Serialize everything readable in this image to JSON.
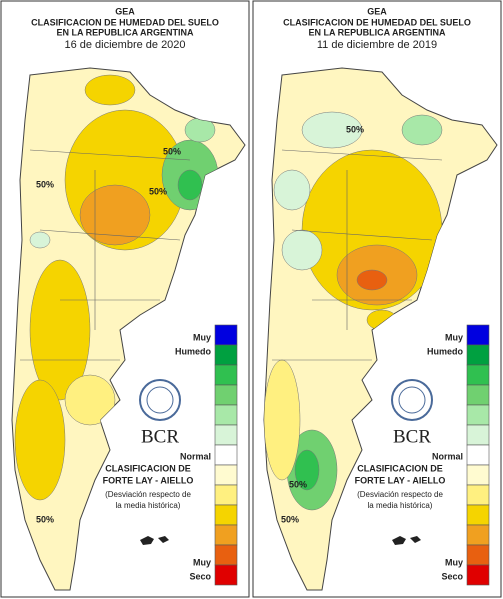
{
  "panels": [
    {
      "header": {
        "org": "GEA",
        "title_lines": [
          "CLASIFICACION DE HUMEDAD DEL SUELO",
          "EN LA REPUBLICA ARGENTINA"
        ],
        "date": "16 de diciembre de 2020"
      },
      "contour_labels": [
        "50%",
        "50%",
        "50%",
        "50%"
      ],
      "legend": {
        "top": [
          "Muy",
          "Humedo"
        ],
        "middle": "Normal",
        "bottom": [
          "Muy",
          "Seco"
        ],
        "colors": [
          "#0000e0",
          "#00a040",
          "#30c050",
          "#70d070",
          "#a8e8a8",
          "#d8f4d8",
          "#ffffff",
          "#fffbd0",
          "#fff080",
          "#f5d400",
          "#f0a020",
          "#e86010",
          "#e00000"
        ]
      },
      "logo": "BCR",
      "method": [
        "CLASIFICACION DE",
        "FORTE LAY - AIELLO"
      ],
      "note": [
        "(Desviación respecto de",
        "la media histórica)"
      ]
    },
    {
      "header": {
        "org": "GEA",
        "title_lines": [
          "CLASIFICACION DE HUMEDAD DEL SUELO",
          "EN LA REPUBLICA ARGENTINA"
        ],
        "date": "11 de diciembre de 2019"
      },
      "contour_labels": [
        "50%",
        "50%",
        "50%"
      ],
      "legend": {
        "top": [
          "Muy",
          "Humedo"
        ],
        "middle": "Normal",
        "bottom": [
          "Muy",
          "Seco"
        ],
        "colors": [
          "#0000e0",
          "#00a040",
          "#30c050",
          "#70d070",
          "#a8e8a8",
          "#d8f4d8",
          "#ffffff",
          "#fffbd0",
          "#fff080",
          "#f5d400",
          "#f0a020",
          "#e86010",
          "#e00000"
        ]
      },
      "logo": "BCR",
      "method": [
        "CLASIFICACION DE",
        "FORTE LAY - AIELLO"
      ],
      "note": [
        "(Desviación respecto de",
        "la media histórica)"
      ]
    }
  ]
}
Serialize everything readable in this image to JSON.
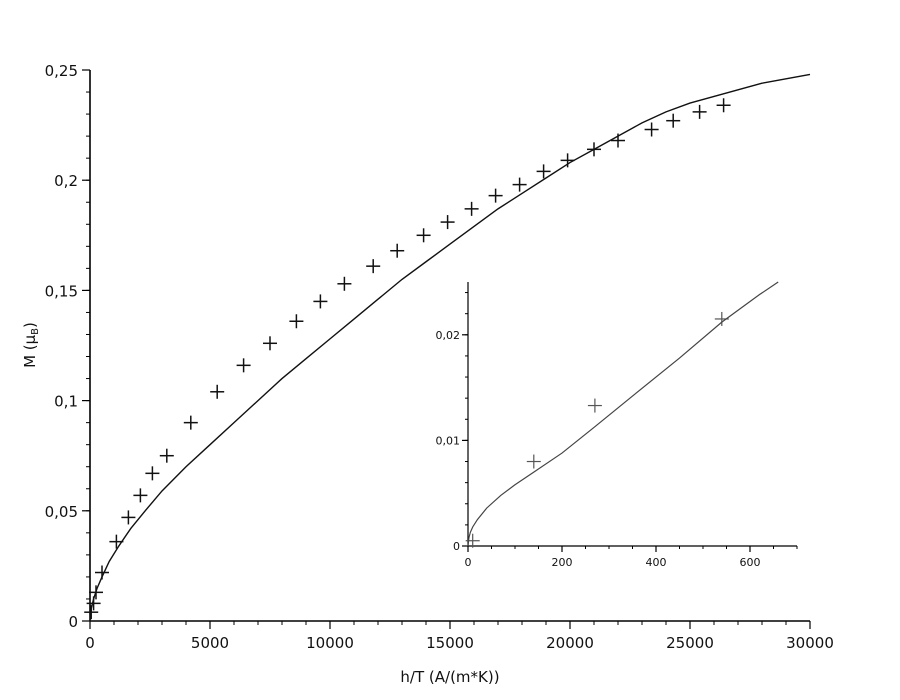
{
  "chart_data": [
    {
      "type": "scatter",
      "xlabel": "h/T (A/(m*K))",
      "ylabel": "M (μ",
      "ylabel_sub": "B",
      "ylabel_close": ")",
      "xlim": [
        0,
        30000
      ],
      "ylim": [
        0,
        0.25
      ],
      "x_ticks": [
        0,
        5000,
        10000,
        15000,
        20000,
        25000,
        30000
      ],
      "x_tick_labels": [
        "0",
        "5000",
        "10000",
        "15000",
        "20000",
        "25000",
        "30000"
      ],
      "y_ticks": [
        0,
        0.05,
        0.1,
        0.15,
        0.2,
        0.25
      ],
      "y_tick_labels": [
        "0",
        "0,05",
        "0,1",
        "0,15",
        "0,2",
        "0,25"
      ],
      "grid": false,
      "legend": "none",
      "series": [
        {
          "kind": "markers",
          "marker": "plus",
          "x": [
            50,
            150,
            250,
            500,
            1100,
            1600,
            2100,
            2600,
            3200,
            4200,
            5300,
            6400,
            7500,
            8600,
            9600,
            10600,
            11800,
            12800,
            13900,
            14900,
            15900,
            16900,
            17900,
            18900,
            19900,
            21000,
            22000,
            23400,
            24300,
            25400,
            26400
          ],
          "y": [
            0.004,
            0.008,
            0.013,
            0.022,
            0.036,
            0.047,
            0.057,
            0.067,
            0.075,
            0.09,
            0.104,
            0.116,
            0.126,
            0.136,
            0.145,
            0.153,
            0.161,
            0.168,
            0.175,
            0.181,
            0.187,
            0.193,
            0.198,
            0.204,
            0.209,
            0.214,
            0.218,
            0.223,
            0.227,
            0.231,
            0.234
          ]
        },
        {
          "kind": "line",
          "x": [
            0,
            20,
            60,
            150,
            300,
            500,
            800,
            1200,
            1700,
            2300,
            3000,
            4000,
            5000,
            6000,
            7000,
            8000,
            9000,
            10000,
            11000,
            12000,
            13000,
            14000,
            15000,
            16000,
            17000,
            18000,
            19000,
            20000,
            21000,
            22000,
            23000,
            24000,
            25000,
            26000,
            27000,
            28000,
            29000,
            30000
          ],
          "y": [
            0,
            0.003,
            0.006,
            0.01,
            0.015,
            0.02,
            0.027,
            0.034,
            0.042,
            0.05,
            0.059,
            0.07,
            0.08,
            0.09,
            0.1,
            0.11,
            0.119,
            0.128,
            0.137,
            0.146,
            0.155,
            0.163,
            0.171,
            0.179,
            0.187,
            0.194,
            0.201,
            0.208,
            0.214,
            0.22,
            0.226,
            0.231,
            0.235,
            0.238,
            0.241,
            0.244,
            0.246,
            0.248
          ]
        }
      ]
    },
    {
      "type": "scatter",
      "xlim": [
        0,
        700
      ],
      "ylim": [
        0,
        0.025
      ],
      "x_ticks": [
        0,
        200,
        400,
        600
      ],
      "x_tick_labels": [
        "0",
        "200",
        "400",
        "600"
      ],
      "y_ticks": [
        0,
        0.01,
        0.02
      ],
      "y_tick_labels": [
        "0",
        "0,01",
        "0,02"
      ],
      "grid": false,
      "legend": "none",
      "series": [
        {
          "kind": "markers",
          "marker": "plus",
          "x": [
            10,
            140,
            270,
            540
          ],
          "y": [
            0.0005,
            0.008,
            0.0133,
            0.0215
          ]
        },
        {
          "kind": "line",
          "x": [
            0,
            2,
            5,
            10,
            20,
            40,
            70,
            100,
            140,
            200,
            270,
            350,
            450,
            540,
            620,
            660
          ],
          "y": [
            0,
            0.0008,
            0.0013,
            0.0018,
            0.0025,
            0.0036,
            0.0048,
            0.0058,
            0.007,
            0.0088,
            0.0113,
            0.0142,
            0.0178,
            0.0212,
            0.0238,
            0.025
          ]
        }
      ]
    }
  ]
}
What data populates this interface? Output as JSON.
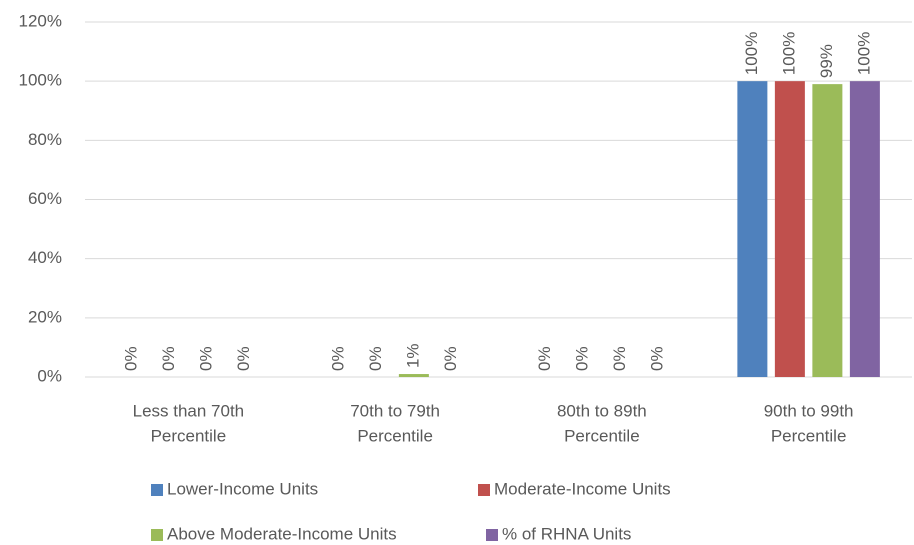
{
  "chart_data": {
    "type": "bar",
    "categories": [
      [
        "Less than 70th",
        "Percentile"
      ],
      [
        "70th to 79th",
        "Percentile"
      ],
      [
        "80th to 89th",
        "Percentile"
      ],
      [
        "90th to 99th",
        "Percentile"
      ]
    ],
    "series": [
      {
        "name": "Lower-Income Units",
        "color": "#4f81bd",
        "values": [
          0,
          0,
          0,
          100
        ],
        "value_labels": [
          "0%",
          "0%",
          "0%",
          "100%"
        ]
      },
      {
        "name": "Moderate-Income Units",
        "color": "#c0504d",
        "values": [
          0,
          0,
          0,
          100
        ],
        "value_labels": [
          "0%",
          "0%",
          "0%",
          "100%"
        ]
      },
      {
        "name": "Above Moderate-Income Units",
        "color": "#9bbb59",
        "values": [
          0,
          1,
          0,
          99
        ],
        "value_labels": [
          "0%",
          "1%",
          "0%",
          "99%"
        ]
      },
      {
        "name": "% of RHNA Units",
        "color": "#8064a2",
        "values": [
          0,
          0,
          0,
          100
        ],
        "value_labels": [
          "0%",
          "0%",
          "0%",
          "100%"
        ]
      }
    ],
    "ylim": [
      0,
      120
    ],
    "yticks": [
      {
        "value": 0,
        "label": "0%"
      },
      {
        "value": 20,
        "label": "20%"
      },
      {
        "value": 40,
        "label": "40%"
      },
      {
        "value": 60,
        "label": "60%"
      },
      {
        "value": 80,
        "label": "80%"
      },
      {
        "value": 100,
        "label": "100%"
      },
      {
        "value": 120,
        "label": "120%"
      }
    ],
    "grid": true
  }
}
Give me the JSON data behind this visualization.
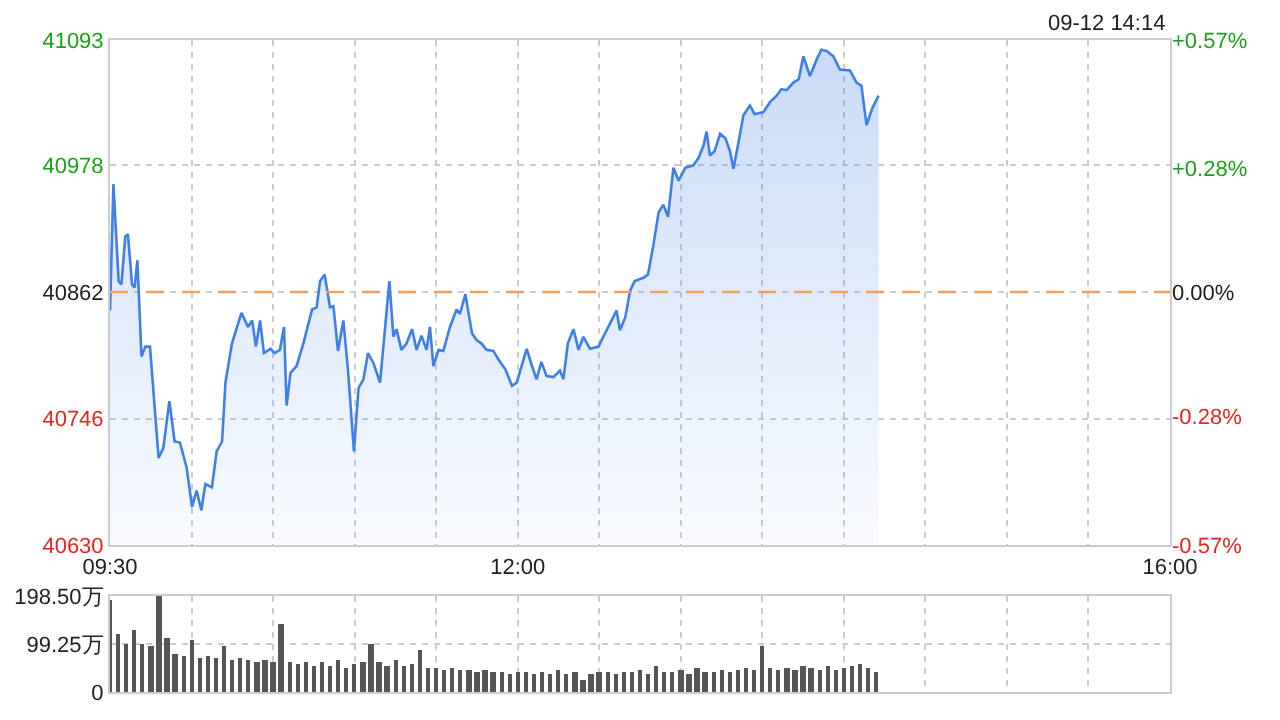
{
  "chart_data": [
    {
      "type": "area",
      "annotations": [
        "09-12 14:14"
      ],
      "x": [
        9.5,
        9.521,
        9.553,
        9.57,
        9.594,
        9.61,
        9.635,
        9.651,
        9.668,
        9.693,
        9.717,
        9.745,
        9.798,
        9.827,
        9.864,
        9.896,
        9.929,
        9.97,
        10.003,
        10.031,
        10.06,
        10.085,
        10.125,
        10.154,
        10.187,
        10.208,
        10.248,
        10.306,
        10.346,
        10.371,
        10.395,
        10.42,
        10.444,
        10.485,
        10.509,
        10.542,
        10.567,
        10.583,
        10.607,
        10.644,
        10.686,
        10.739,
        10.767,
        10.788,
        10.816,
        10.849,
        10.87,
        10.898,
        10.931,
        10.959,
        10.996,
        11.024,
        11.054,
        11.082,
        11.115,
        11.156,
        11.213,
        11.238,
        11.257,
        11.287,
        11.319,
        11.352,
        11.38,
        11.41,
        11.441,
        11.462,
        11.483,
        11.515,
        11.544,
        11.585,
        11.625,
        11.646,
        11.679,
        11.72,
        11.748,
        11.777,
        11.809,
        11.851,
        11.883,
        11.925,
        11.965,
        11.994,
        12.055,
        12.088,
        12.116,
        12.145,
        12.177,
        12.219,
        12.259,
        12.28,
        12.308,
        12.342,
        12.373,
        12.403,
        12.443,
        12.496,
        12.525,
        12.566,
        12.606,
        12.627,
        12.66,
        12.689,
        12.717,
        12.771,
        12.799,
        12.832,
        12.864,
        12.893,
        12.922,
        12.955,
        12.987,
        13.028,
        13.077,
        13.109,
        13.139,
        13.158,
        13.179,
        13.207,
        13.241,
        13.274,
        13.302,
        13.323,
        13.355,
        13.384,
        13.424,
        13.453,
        13.507,
        13.547,
        13.588,
        13.617,
        13.649,
        13.691,
        13.723,
        13.752,
        13.792,
        13.833,
        13.862,
        13.894,
        13.936,
        13.976,
        14.038,
        14.078,
        14.108,
        14.139,
        14.173,
        14.213
      ],
      "series": [
        {
          "color": "#3f7fe8",
          "values": [
            40845,
            40961,
            40872,
            40869,
            40913,
            40915,
            40869,
            40866,
            40891,
            40803,
            40812,
            40812,
            40710,
            40719,
            40762,
            40725,
            40724,
            40701,
            40665,
            40680,
            40662,
            40686,
            40683,
            40716,
            40725,
            40779,
            40815,
            40843,
            40830,
            40836,
            40812,
            40836,
            40806,
            40810,
            40806,
            40809,
            40830,
            40758,
            40788,
            40794,
            40815,
            40846,
            40848,
            40872,
            40878,
            40848,
            40849,
            40808,
            40836,
            40791,
            40716,
            40774,
            40782,
            40806,
            40797,
            40779,
            40872,
            40821,
            40828,
            40809,
            40815,
            40828,
            40809,
            40822,
            40809,
            40830,
            40794,
            40809,
            40808,
            40830,
            40846,
            40842,
            40860,
            40824,
            40818,
            40815,
            40809,
            40808,
            40800,
            40791,
            40776,
            40779,
            40810,
            40794,
            40782,
            40798,
            40785,
            40784,
            40790,
            40782,
            40815,
            40828,
            40809,
            40821,
            40810,
            40812,
            40821,
            40833,
            40845,
            40827,
            40839,
            40863,
            40872,
            40875,
            40878,
            40905,
            40935,
            40942,
            40931,
            40976,
            40964,
            40976,
            40978,
            40985,
            40996,
            41009,
            40987,
            40991,
            41007,
            41003,
            40991,
            40975,
            41000,
            41024,
            41033,
            41025,
            41027,
            41036,
            41042,
            41048,
            41047,
            41054,
            41057,
            41078,
            41060,
            41075,
            41084,
            41083,
            41078,
            41066,
            41065,
            41054,
            41051,
            41015,
            41030,
            41042
          ]
        }
      ],
      "xlim": [
        9.5,
        16
      ],
      "xticks": [
        {
          "value": 9.5,
          "label": "09:30"
        },
        {
          "value": 10,
          "label": null
        },
        {
          "value": 10.5,
          "label": null
        },
        {
          "value": 11,
          "label": null
        },
        {
          "value": 11.5,
          "label": null
        },
        {
          "value": 12,
          "label": "12:00"
        },
        {
          "value": 12.5,
          "label": null
        },
        {
          "value": 13,
          "label": null
        },
        {
          "value": 13.5,
          "label": null
        },
        {
          "value": 14,
          "label": null
        },
        {
          "value": 14.5,
          "label": null
        },
        {
          "value": 15,
          "label": null
        },
        {
          "value": 15.5,
          "label": null
        },
        {
          "value": 16,
          "label": "16:00"
        }
      ],
      "ylim": [
        40630,
        41093
      ],
      "yticks": [
        40630,
        40746,
        40862,
        40978,
        41093
      ],
      "y2lim": [
        -0.57,
        0.57
      ],
      "y2ticks": [
        {
          "value": -0.57,
          "label": "-0.57%"
        },
        {
          "value": -0.28,
          "label": "-0.28%"
        },
        {
          "value": 0,
          "label": "0.00%"
        },
        {
          "value": 0.28,
          "label": "+0.28%"
        },
        {
          "value": 0.57,
          "label": "+0.57%"
        }
      ],
      "ref_lines": [
        {
          "axis": "y",
          "value": 40862,
          "color": "#f5a05a",
          "line_style": "dashed"
        }
      ],
      "grid": true,
      "marker": "none",
      "line_style": "solid"
    },
    {
      "type": "bar",
      "tick_labels": "y",
      "color": "#555555",
      "x": [
        9.5,
        9.55,
        9.6,
        9.65,
        9.7,
        9.75,
        9.8,
        9.85,
        9.9,
        9.95,
        10.0,
        10.05,
        10.1,
        10.15,
        10.2,
        10.25,
        10.3,
        10.35,
        10.4,
        10.45,
        10.5,
        10.55,
        10.6,
        10.65,
        10.7,
        10.75,
        10.8,
        10.85,
        10.9,
        10.95,
        11.0,
        11.05,
        11.1,
        11.15,
        11.2,
        11.25,
        11.3,
        11.35,
        11.4,
        11.45,
        11.5,
        11.55,
        11.6,
        11.65,
        11.7,
        11.75,
        11.8,
        11.85,
        11.9,
        11.95,
        12.0,
        12.05,
        12.1,
        12.15,
        12.2,
        12.25,
        12.3,
        12.35,
        12.4,
        12.45,
        12.5,
        12.55,
        12.6,
        12.65,
        12.7,
        12.75,
        12.8,
        12.85,
        12.9,
        12.95,
        13.0,
        13.05,
        13.1,
        13.15,
        13.2,
        13.25,
        13.3,
        13.35,
        13.4,
        13.45,
        13.5,
        13.55,
        13.6,
        13.65,
        13.7,
        13.75,
        13.8,
        13.85,
        13.9,
        13.95,
        14.0,
        14.05,
        14.1,
        14.15,
        14.2
      ],
      "values": [
        191,
        118,
        101,
        130,
        100,
        95,
        198,
        113,
        78,
        75,
        107,
        72,
        75,
        70,
        97,
        68,
        72,
        65,
        62,
        66,
        60,
        139,
        62,
        58,
        60,
        55,
        63,
        52,
        66,
        50,
        58,
        62,
        101,
        60,
        55,
        65,
        52,
        58,
        86,
        50,
        48,
        46,
        50,
        44,
        47,
        42,
        45,
        40,
        43,
        38,
        42,
        40,
        37,
        42,
        38,
        45,
        36,
        40,
        24,
        38,
        42,
        40,
        37,
        43,
        40,
        45,
        38,
        55,
        42,
        40,
        45,
        38,
        48,
        42,
        40,
        47,
        42,
        45,
        50,
        44,
        97,
        48,
        45,
        50,
        44,
        55,
        48,
        46,
        52,
        45,
        50,
        55,
        58,
        50,
        40
      ],
      "xlim": [
        9.5,
        16
      ],
      "xticks": [
        {
          "value": 9.5,
          "label": null
        },
        {
          "value": 10,
          "label": null
        },
        {
          "value": 10.5,
          "label": null
        },
        {
          "value": 11,
          "label": null
        },
        {
          "value": 11.5,
          "label": null
        },
        {
          "value": 12,
          "label": null
        },
        {
          "value": 12.5,
          "label": null
        },
        {
          "value": 13,
          "label": null
        },
        {
          "value": 13.5,
          "label": null
        },
        {
          "value": 14,
          "label": null
        },
        {
          "value": 14.5,
          "label": null
        },
        {
          "value": 15,
          "label": null
        },
        {
          "value": 15.5,
          "label": null
        },
        {
          "value": 16,
          "label": null
        }
      ],
      "ylim": [
        0,
        198.5
      ],
      "yticks": [
        0,
        {
          "value": 99.25,
          "label": "99.25万"
        },
        {
          "value": 198.5,
          "label": "198.50万"
        }
      ],
      "grid": true
    }
  ]
}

________________________

### WRITTEN INSTRUCTION
From the material above, copy each line that includes the word "type".

### SOLUTION TO THIS PROBLEM
      "type": "scatter",
      "type": "scatter",
    "type": "bar",
      "type": "area",
      "type": "bar",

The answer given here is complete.